**Aim of the exercise**
Omit the pictures and return every entry exactly as written.

**Entries shown**
========================================================================

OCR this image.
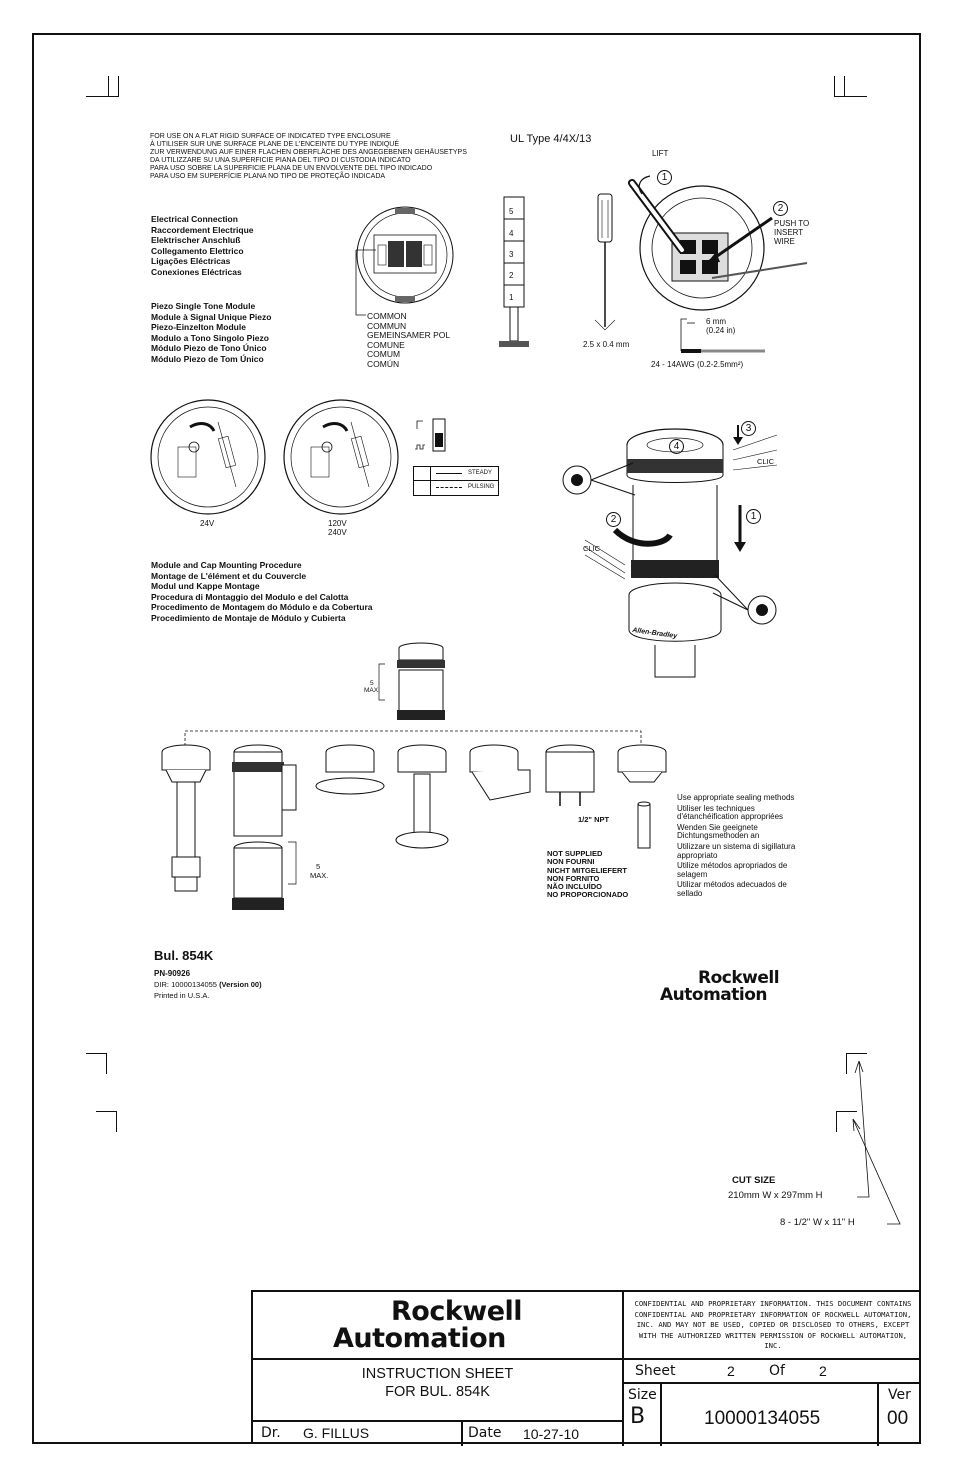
FOR USE ON A FLAT RIGID SURFACE OF INDICATED TYPE ENCLOSURE
À UTILISER SUR UNE SURFACE PLANE DE L'ENCEINTE DU TYPE INDIQUÉ
ZUR VERWENDUNG AUF EINER FLACHEN OBERFLÄCHE DES ANGEGEBENEN GEHÄUSETYPS
DA UTILIZZARE SU UNA SUPERFICIE PIANA DEL TIPO DI CUSTODIA INDICATO
PARA USO SOBRE LA SUPERFICIE PLANA DE UN ENVOLVENTE DEL TIPO INDICADO
PARA USO EM SUPERFÍCIE PLANA NO TIPO DE PROTEÇÃO INDICADA
UL Type 4/4X/13
Electrical Connection
Raccordement Electrique
Elektrischer Anschluß
Collegamento Elettrico
Ligações Eléctricas
Conexiones Eléctricas
Piezo Single Tone Module
Module à Signal Unique Piezo
Piezo-Einzelton Module
Modulo a Tono Singolo Piezo
Módulo Piezo de Tono Único
Módulo Piezo de Tom Único
COMMON
COMMUN
GEMEINSAMER POL
COMUNE
COMUM
COMÚN
5
4
3
2
1
2.5 x 0.4 mm
LIFT
1
2
PUSH TO
INSERT
WIRE
6 mm
(0.24 in)
24 - 14AWG (0.2-2.5mm²)
24V	120V
240V
STEADY
PULSING
3
4
1
2
CLIC
CLIC
Allen-Bradley
Module and Cap Mounting Procedure
Montage de L'élément et du Couvercle
Modul und Kappe Montage
Procedura di Montaggio del Modulo e del Calotta
Procedimento de Montagem do Módulo e da Cobertura
Procedimiento de Montaje de Módulo y Cubierta
5
MAX.
5
MAX.
1/2" NPT
NOT SUPPLIED
NON FOURNI
NICHT MITGELIEFERT
NON FORNITO
NÃO INCLUÍDO
NO PROPORCIONADO
Use appropriate sealing methods
Utiliser les techniques d'étanchéification appropriées
Wenden Sie geeignete Dichtungsmethoden an
Utilizzare un sistema di sigillatura appropriato
Utilize métodos apropriados de selagem
Utilizar métodos adecuados de sellado
Bul. 854K
PN-90926
DIR: 10000134055 (Version 00)
Printed in U.S.A.
Rockwell
Automation
CUT SIZE
210mm W x 297mm H
8 - 1/2" W x 11" H
Rockwell
Automation
CONFIDENTIAL AND PROPRIETARY INFORMATION. THIS DOCUMENT CONTAINS CONFIDENTIAL AND PROPRIETARY INFORMATION OF ROCKWELL AUTOMATION, INC. AND MAY NOT BE USED, COPIED OR DISCLOSED TO OTHERS, EXCEPT WITH THE AUTHORIZED WRITTEN PERMISSION OF ROCKWELL AUTOMATION, INC.
INSTRUCTION SHEET
FOR BUL. 854K
Sheet	2 Of 2
Size
B	10000134055
Ver
00
Dr. G. FILLUS	Date 10-27-10
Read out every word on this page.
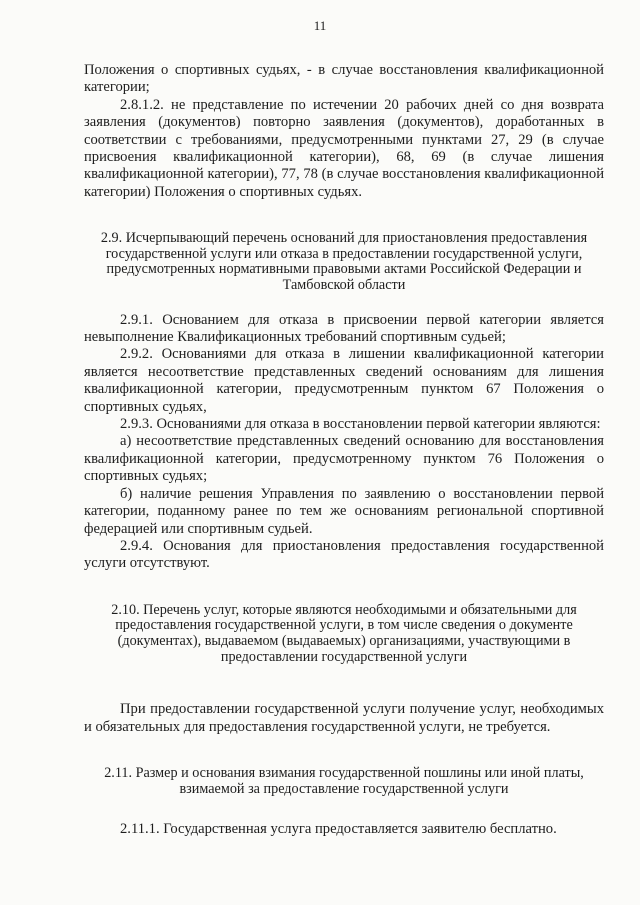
11

Положения о спортивных судьях, - в случае восстановления квалификационной категории;

2.8.1.2. не представление по истечении 20 рабочих дней со дня возврата заявления (документов) повторно заявления (документов), доработанных в соответствии с требованиями, предусмотренными пунктами 27, 29 (в случае присвоения квалификационной категории), 68, 69 (в случае лишения квалификационной категории), 77, 78 (в случае восстановления квалификационной категории) Положения о спортивных судьях.

2.9. Исчерпывающий перечень оснований для приостановления предоставления государственной услуги или отказа в предоставлении государственной услуги, предусмотренных нормативными правовыми актами Российской Федерации и Тамбовской области

2.9.1. Основанием для отказа в присвоении первой категории является невыполнение Квалификационных требований спортивным судьей;

2.9.2. Основаниями для отказа в лишении квалификационной категории является несоответствие представленных сведений основаниям для лишения квалификационной категории, предусмотренным пунктом 67 Положения о спортивных судьях,

2.9.3. Основаниями для отказа в восстановлении первой категории являются:

а) несоответствие представленных сведений основанию для восстановления квалификационной категории, предусмотренному пунктом 76 Положения о спортивных судьях;

б) наличие решения Управления по заявлению о восстановлении первой категории, поданному ранее по тем же основаниям региональной спортивной федерацией или спортивным судьей.

2.9.4. Основания для приостановления предоставления государственной услуги отсутствуют.

2.10. Перечень услуг, которые являются необходимыми и обязательными для предоставления государственной услуги, в том числе сведения о документе (документах), выдаваемом (выдаваемых) организациями, участвующими в предоставлении государственной услуги

При предоставлении государственной услуги получение услуг, необходимых и обязательных для предоставления государственной услуги, не требуется.

2.11. Размер и основания взимания государственной пошлины или иной платы, взимаемой за предоставление государственной услуги

2.11.1. Государственная услуга предоставляется заявителю бесплатно.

========================================================================

**Result**
OCR this image.
FOR USE ON A FLAT RIGID SURFACE OF INDICATED TYPE ENCLOSURE
À UTILISER SUR UNE SURFACE PLANE DE L'ENCEINTE DU TYPE INDIQUÉ
ZUR VERWENDUNG AUF EINER FLACHEN OBERFLÄCHE DES ANGEGEBENEN GEHÄUSETYPS
DA UTILIZZARE SU UNA SUPERFICIE PIANA DEL TIPO DI CUSTODIA INDICATO
PARA USO SOBRE LA SUPERFICIE PLANA DE UN ENVOLVENTE DEL TIPO INDICADO
PARA USO EM SUPERFÍCIE PLANA NO TIPO DE PROTEÇÃO INDICADA
UL Type 4/4X/13
Electrical Connection
Raccordement Electrique
Elektrischer Anschluß
Collegamento Elettrico
Ligações Eléctricas
Conexiones Eléctricas
Piezo Single Tone Module
Module à Signal Unique Piezo
Piezo-Einzelton Module
Modulo a Tono Singolo Piezo
Módulo Piezo de Tono Único
Módulo Piezo de Tom Único
COMMON
COMMUN
GEMEINSAMER POL
COMUNE
COMUM
COMÚN
5
4
3
2
1
2.5 x 0.4 mm
LIFT
1
2
PUSH TO
INSERT
WIRE
6 mm
(0.24 in)
24 - 14AWG (0.2-2.5mm²)
24V	120V
240V
STEADY
PULSING
3
4
1
2
CLIC
CLIC
Allen-Bradley
Module and Cap Mounting Procedure
Montage de L'élément et du Couvercle
Modul und Kappe Montage
Procedura di Montaggio del Modulo e del Calotta
Procedimento de Montagem do Módulo e da Cobertura
Procedimiento de Montaje de Módulo y Cubierta
5
MAX.
5
MAX.
1/2" NPT
NOT SUPPLIED
NON FOURNI
NICHT MITGELIEFERT
NON FORNITO
NÃO INCLUÍDO
NO PROPORCIONADO
Use appropriate sealing methods
Utiliser les techniques d'étanchéification appropriées
Wenden Sie geeignete Dichtungsmethoden an
Utilizzare un sistema di sigillatura appropriato
Utilize métodos apropriados de selagem
Utilizar métodos adecuados de sellado
Bul. 854K
PN-90926
DIR: 10000134055 (Version 00)
Printed in U.S.A.
Rockwell
Automation
CUT SIZE
210mm W x 297mm H
8 - 1/2" W x 11" H
Rockwell
Automation
CONFIDENTIAL AND PROPRIETARY INFORMATION. THIS DOCUMENT CONTAINS CONFIDENTIAL AND PROPRIETARY INFORMATION OF ROCKWELL AUTOMATION, INC. AND MAY NOT BE USED, COPIED OR DISCLOSED TO OTHERS, EXCEPT WITH THE AUTHORIZED WRITTEN PERMISSION OF ROCKWELL AUTOMATION, INC.
INSTRUCTION SHEET
FOR BUL. 854K
Sheet	2 Of 2
Size
B	10000134055
Ver
00
Dr. G. FILLUS	Date 10-27-10
Read out every word on this page.
11

Положения о спортивных судьях, - в случае восстановления квалификационной категории;

2.8.1.2. не представление по истечении 20 рабочих дней со дня возврата заявления (документов) повторно заявления (документов), доработанных в соответствии с требованиями, предусмотренными пунктами 27, 29 (в случае присвоения квалификационной категории), 68, 69 (в случае лишения квалификационной категории), 77, 78 (в случае восстановления квалификационной категории) Положения о спортивных судьях.

2.9. Исчерпывающий перечень оснований для приостановления предоставления государственной услуги или отказа в предоставлении государственной услуги, предусмотренных нормативными правовыми актами Российской Федерации и Тамбовской области

2.9.1. Основанием для отказа в присвоении первой категории является невыполнение Квалификационных требований спортивным судьей;

2.9.2. Основаниями для отказа в лишении квалификационной категории является несоответствие представленных сведений основаниям для лишения квалификационной категории, предусмотренным пунктом 67 Положения о спортивных судьях,

2.9.3. Основаниями для отказа в восстановлении первой категории являются:

а) несоответствие представленных сведений основанию для восстановления квалификационной категории, предусмотренному пунктом 76 Положения о спортивных судьях;

б) наличие решения Управления по заявлению о восстановлении первой категории, поданному ранее по тем же основаниям региональной спортивной федерацией или спортивным судьей.

2.9.4. Основания для приостановления предоставления государственной услуги отсутствуют.

2.10. Перечень услуг, которые являются необходимыми и обязательными для предоставления государственной услуги, в том числе сведения о документе (документах), выдаваемом (выдаваемых) организациями, участвующими в предоставлении государственной услуги

При предоставлении государственной услуги получение услуг, необходимых и обязательных для предоставления государственной услуги, не требуется.

2.11. Размер и основания взимания государственной пошлины или иной платы, взимаемой за предоставление государственной услуги

2.11.1. Государственная услуга предоставляется заявителю бесплатно.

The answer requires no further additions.